* To be done *
Extract every line of the listing below and reproduce each one without any change.

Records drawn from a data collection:
────────────────────────────────────────

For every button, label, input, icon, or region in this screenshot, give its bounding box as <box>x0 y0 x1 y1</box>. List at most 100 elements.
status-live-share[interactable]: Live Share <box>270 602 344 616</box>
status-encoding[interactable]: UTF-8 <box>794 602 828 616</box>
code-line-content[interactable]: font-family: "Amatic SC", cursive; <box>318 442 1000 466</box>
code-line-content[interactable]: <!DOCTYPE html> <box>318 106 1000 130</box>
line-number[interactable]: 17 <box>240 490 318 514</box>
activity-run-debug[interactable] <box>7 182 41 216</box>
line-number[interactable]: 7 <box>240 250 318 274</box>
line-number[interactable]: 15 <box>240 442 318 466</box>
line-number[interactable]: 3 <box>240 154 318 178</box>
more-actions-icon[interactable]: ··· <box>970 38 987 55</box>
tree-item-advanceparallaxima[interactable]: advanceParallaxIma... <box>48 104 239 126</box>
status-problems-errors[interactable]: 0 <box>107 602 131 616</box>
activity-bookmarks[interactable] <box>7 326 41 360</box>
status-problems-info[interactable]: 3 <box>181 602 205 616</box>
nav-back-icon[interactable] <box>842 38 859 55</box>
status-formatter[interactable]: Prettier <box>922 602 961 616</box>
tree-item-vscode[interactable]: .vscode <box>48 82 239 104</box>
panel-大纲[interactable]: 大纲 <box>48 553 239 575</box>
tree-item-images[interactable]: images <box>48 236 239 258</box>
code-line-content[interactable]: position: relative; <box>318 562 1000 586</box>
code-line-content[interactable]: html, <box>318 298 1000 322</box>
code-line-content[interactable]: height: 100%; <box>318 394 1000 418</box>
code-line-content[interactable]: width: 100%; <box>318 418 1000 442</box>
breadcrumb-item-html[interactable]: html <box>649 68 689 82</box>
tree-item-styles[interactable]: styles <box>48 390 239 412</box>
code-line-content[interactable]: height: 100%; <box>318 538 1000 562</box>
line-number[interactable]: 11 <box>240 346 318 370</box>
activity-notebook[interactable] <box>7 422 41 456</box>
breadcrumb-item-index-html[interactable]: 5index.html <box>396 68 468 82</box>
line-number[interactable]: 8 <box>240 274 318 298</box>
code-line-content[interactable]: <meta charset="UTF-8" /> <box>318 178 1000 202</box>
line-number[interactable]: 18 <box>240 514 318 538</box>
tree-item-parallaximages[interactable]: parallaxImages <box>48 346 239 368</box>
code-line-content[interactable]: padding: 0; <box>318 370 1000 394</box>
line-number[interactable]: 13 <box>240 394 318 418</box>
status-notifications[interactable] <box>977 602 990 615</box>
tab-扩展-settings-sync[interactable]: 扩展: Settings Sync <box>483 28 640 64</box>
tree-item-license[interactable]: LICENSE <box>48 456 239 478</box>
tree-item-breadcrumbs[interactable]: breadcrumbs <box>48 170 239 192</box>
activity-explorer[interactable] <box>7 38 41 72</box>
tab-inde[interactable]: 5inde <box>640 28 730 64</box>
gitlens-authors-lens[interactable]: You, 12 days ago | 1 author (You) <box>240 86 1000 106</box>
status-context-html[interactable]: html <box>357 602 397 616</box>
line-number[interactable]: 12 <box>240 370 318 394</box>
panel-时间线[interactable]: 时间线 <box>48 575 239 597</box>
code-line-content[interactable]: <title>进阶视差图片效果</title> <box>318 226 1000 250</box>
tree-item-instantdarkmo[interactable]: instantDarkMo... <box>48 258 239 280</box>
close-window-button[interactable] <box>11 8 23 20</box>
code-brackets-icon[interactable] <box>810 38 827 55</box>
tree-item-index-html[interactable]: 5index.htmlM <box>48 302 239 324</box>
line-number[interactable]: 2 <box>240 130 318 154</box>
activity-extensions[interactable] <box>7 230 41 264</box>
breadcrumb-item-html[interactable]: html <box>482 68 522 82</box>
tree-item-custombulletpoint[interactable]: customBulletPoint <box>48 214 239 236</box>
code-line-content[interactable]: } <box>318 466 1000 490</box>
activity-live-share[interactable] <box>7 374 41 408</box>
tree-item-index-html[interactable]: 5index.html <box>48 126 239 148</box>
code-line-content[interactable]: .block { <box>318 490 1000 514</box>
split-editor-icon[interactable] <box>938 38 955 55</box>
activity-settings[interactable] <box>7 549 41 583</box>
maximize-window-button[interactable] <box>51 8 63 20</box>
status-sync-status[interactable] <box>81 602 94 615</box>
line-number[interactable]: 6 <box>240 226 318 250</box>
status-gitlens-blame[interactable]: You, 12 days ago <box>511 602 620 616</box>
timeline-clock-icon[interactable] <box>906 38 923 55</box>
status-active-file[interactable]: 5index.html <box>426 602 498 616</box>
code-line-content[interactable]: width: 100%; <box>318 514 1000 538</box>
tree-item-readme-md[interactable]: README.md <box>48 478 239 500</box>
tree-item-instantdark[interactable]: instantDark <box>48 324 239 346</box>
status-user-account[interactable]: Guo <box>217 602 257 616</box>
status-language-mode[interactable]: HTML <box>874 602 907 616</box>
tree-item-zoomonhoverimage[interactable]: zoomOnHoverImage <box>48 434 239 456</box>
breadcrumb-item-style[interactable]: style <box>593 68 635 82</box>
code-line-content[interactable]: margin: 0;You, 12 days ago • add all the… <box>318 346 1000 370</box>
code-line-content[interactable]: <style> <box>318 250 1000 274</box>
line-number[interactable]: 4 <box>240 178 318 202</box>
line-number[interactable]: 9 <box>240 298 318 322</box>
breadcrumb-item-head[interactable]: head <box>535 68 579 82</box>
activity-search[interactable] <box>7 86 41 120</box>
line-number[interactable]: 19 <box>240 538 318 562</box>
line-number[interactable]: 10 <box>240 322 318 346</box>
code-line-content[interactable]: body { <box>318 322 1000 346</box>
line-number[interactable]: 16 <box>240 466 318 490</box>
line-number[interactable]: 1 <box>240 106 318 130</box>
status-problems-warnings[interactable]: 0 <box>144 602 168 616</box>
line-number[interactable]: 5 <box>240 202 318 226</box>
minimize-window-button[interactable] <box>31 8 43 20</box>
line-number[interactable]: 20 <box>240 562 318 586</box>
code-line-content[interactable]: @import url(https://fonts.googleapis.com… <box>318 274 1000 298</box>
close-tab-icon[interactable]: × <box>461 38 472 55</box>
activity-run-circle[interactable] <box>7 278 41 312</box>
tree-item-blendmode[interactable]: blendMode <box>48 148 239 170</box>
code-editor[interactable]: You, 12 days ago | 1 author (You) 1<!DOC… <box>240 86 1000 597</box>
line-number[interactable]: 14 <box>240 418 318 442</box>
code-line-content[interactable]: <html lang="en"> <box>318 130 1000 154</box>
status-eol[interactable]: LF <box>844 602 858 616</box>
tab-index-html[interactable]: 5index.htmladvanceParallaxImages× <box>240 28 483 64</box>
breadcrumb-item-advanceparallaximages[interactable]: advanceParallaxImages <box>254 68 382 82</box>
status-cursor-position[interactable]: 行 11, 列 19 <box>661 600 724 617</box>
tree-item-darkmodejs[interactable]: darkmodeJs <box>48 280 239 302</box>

────────────────────────────────────────

* Solution *
For every button, label, input, icon, or region in this screenshot, give its bounding box as <box>x0 y0 x1 y1</box>. List at most 100 elements.
status-live-share[interactable]: Live Share <box>270 602 344 616</box>
status-encoding[interactable]: UTF-8 <box>794 602 828 616</box>
code-line-content[interactable]: font-family: "Amatic SC", cursive; <box>318 442 1000 466</box>
code-line-content[interactable]: <!DOCTYPE html> <box>318 106 1000 130</box>
line-number[interactable]: 17 <box>240 490 318 514</box>
activity-run-debug[interactable] <box>7 182 41 216</box>
line-number[interactable]: 7 <box>240 250 318 274</box>
line-number[interactable]: 15 <box>240 442 318 466</box>
line-number[interactable]: 3 <box>240 154 318 178</box>
more-actions-icon[interactable]: ··· <box>970 38 987 55</box>
tree-item-advanceparallaxima[interactable]: advanceParallaxIma... <box>48 104 239 126</box>
status-problems-errors[interactable]: 0 <box>107 602 131 616</box>
activity-bookmarks[interactable] <box>7 326 41 360</box>
status-problems-info[interactable]: 3 <box>181 602 205 616</box>
nav-back-icon[interactable] <box>842 38 859 55</box>
status-formatter[interactable]: Prettier <box>922 602 961 616</box>
tree-item-vscode[interactable]: .vscode <box>48 82 239 104</box>
panel-大纲[interactable]: 大纲 <box>48 553 239 575</box>
tree-item-images[interactable]: images <box>48 236 239 258</box>
code-line-content[interactable]: position: relative; <box>318 562 1000 586</box>
code-line-content[interactable]: html, <box>318 298 1000 322</box>
code-line-content[interactable]: height: 100%; <box>318 394 1000 418</box>
code-line-content[interactable]: width: 100%; <box>318 418 1000 442</box>
breadcrumb-item-html[interactable]: html <box>649 68 689 82</box>
tree-item-styles[interactable]: styles <box>48 390 239 412</box>
code-line-content[interactable]: height: 100%; <box>318 538 1000 562</box>
line-number[interactable]: 11 <box>240 346 318 370</box>
activity-notebook[interactable] <box>7 422 41 456</box>
breadcrumb-item-index-html[interactable]: 5index.html <box>396 68 468 82</box>
line-number[interactable]: 8 <box>240 274 318 298</box>
code-line-content[interactable]: <meta charset="UTF-8" /> <box>318 178 1000 202</box>
line-number[interactable]: 18 <box>240 514 318 538</box>
tree-item-parallaximages[interactable]: parallaxImages <box>48 346 239 368</box>
code-line-content[interactable]: padding: 0; <box>318 370 1000 394</box>
line-number[interactable]: 13 <box>240 394 318 418</box>
status-notifications[interactable] <box>977 602 990 615</box>
tab-扩展-settings-sync[interactable]: 扩展: Settings Sync <box>483 28 640 64</box>
tree-item-license[interactable]: LICENSE <box>48 456 239 478</box>
tree-item-breadcrumbs[interactable]: breadcrumbs <box>48 170 239 192</box>
activity-explorer[interactable] <box>7 38 41 72</box>
tab-inde[interactable]: 5inde <box>640 28 730 64</box>
gitlens-authors-lens[interactable]: You, 12 days ago | 1 author (You) <box>240 86 1000 106</box>
status-context-html[interactable]: html <box>357 602 397 616</box>
line-number[interactable]: 12 <box>240 370 318 394</box>
panel-时间线[interactable]: 时间线 <box>48 575 239 597</box>
code-line-content[interactable]: <title>进阶视差图片效果</title> <box>318 226 1000 250</box>
tree-item-instantdarkmo[interactable]: instantDarkMo... <box>48 258 239 280</box>
close-window-button[interactable] <box>11 8 23 20</box>
code-brackets-icon[interactable] <box>810 38 827 55</box>
tree-item-index-html[interactable]: 5index.htmlM <box>48 302 239 324</box>
line-number[interactable]: 2 <box>240 130 318 154</box>
activity-extensions[interactable] <box>7 230 41 264</box>
breadcrumb-item-html[interactable]: html <box>482 68 522 82</box>
tree-item-custombulletpoint[interactable]: customBulletPoint <box>48 214 239 236</box>
code-line-content[interactable]: } <box>318 466 1000 490</box>
activity-live-share[interactable] <box>7 374 41 408</box>
tree-item-index-html[interactable]: 5index.html <box>48 126 239 148</box>
code-line-content[interactable]: .block { <box>318 490 1000 514</box>
split-editor-icon[interactable] <box>938 38 955 55</box>
activity-settings[interactable] <box>7 549 41 583</box>
maximize-window-button[interactable] <box>51 8 63 20</box>
status-sync-status[interactable] <box>81 602 94 615</box>
line-number[interactable]: 6 <box>240 226 318 250</box>
status-gitlens-blame[interactable]: You, 12 days ago <box>511 602 620 616</box>
timeline-clock-icon[interactable] <box>906 38 923 55</box>
status-active-file[interactable]: 5index.html <box>426 602 498 616</box>
code-line-content[interactable]: width: 100%; <box>318 514 1000 538</box>
tree-item-readme-md[interactable]: README.md <box>48 478 239 500</box>
tree-item-instantdark[interactable]: instantDark <box>48 324 239 346</box>
status-user-account[interactable]: Guo <box>217 602 257 616</box>
status-language-mode[interactable]: HTML <box>874 602 907 616</box>
tree-item-zoomonhoverimage[interactable]: zoomOnHoverImage <box>48 434 239 456</box>
breadcrumb-item-style[interactable]: style <box>593 68 635 82</box>
code-line-content[interactable]: margin: 0;You, 12 days ago • add all the… <box>318 346 1000 370</box>
code-line-content[interactable]: <style> <box>318 250 1000 274</box>
line-number[interactable]: 4 <box>240 178 318 202</box>
line-number[interactable]: 9 <box>240 298 318 322</box>
breadcrumb-item-head[interactable]: head <box>535 68 579 82</box>
activity-search[interactable] <box>7 86 41 120</box>
line-number[interactable]: 19 <box>240 538 318 562</box>
line-number[interactable]: 10 <box>240 322 318 346</box>
code-line-content[interactable]: body { <box>318 322 1000 346</box>
line-number[interactable]: 16 <box>240 466 318 490</box>
line-number[interactable]: 1 <box>240 106 318 130</box>
status-problems-warnings[interactable]: 0 <box>144 602 168 616</box>
line-number[interactable]: 5 <box>240 202 318 226</box>
minimize-window-button[interactable] <box>31 8 43 20</box>
line-number[interactable]: 20 <box>240 562 318 586</box>
code-line-content[interactable]: @import url(https://fonts.googleapis.com… <box>318 274 1000 298</box>
close-tab-icon[interactable]: × <box>461 38 472 55</box>
activity-run-circle[interactable] <box>7 278 41 312</box>
tree-item-blendmode[interactable]: blendMode <box>48 148 239 170</box>
code-editor[interactable]: You, 12 days ago | 1 author (You) 1<!DOC… <box>240 86 1000 597</box>
line-number[interactable]: 14 <box>240 418 318 442</box>
code-line-content[interactable]: <html lang="en"> <box>318 130 1000 154</box>
status-eol[interactable]: LF <box>844 602 858 616</box>
tab-index-html[interactable]: 5index.htmladvanceParallaxImages× <box>240 28 483 64</box>
breadcrumb-item-advanceparallaximages[interactable]: advanceParallaxImages <box>254 68 382 82</box>
status-cursor-position[interactable]: 行 11, 列 19 <box>661 600 724 617</box>
tree-item-darkmodejs[interactable]: darkmodeJs <box>48 280 239 302</box>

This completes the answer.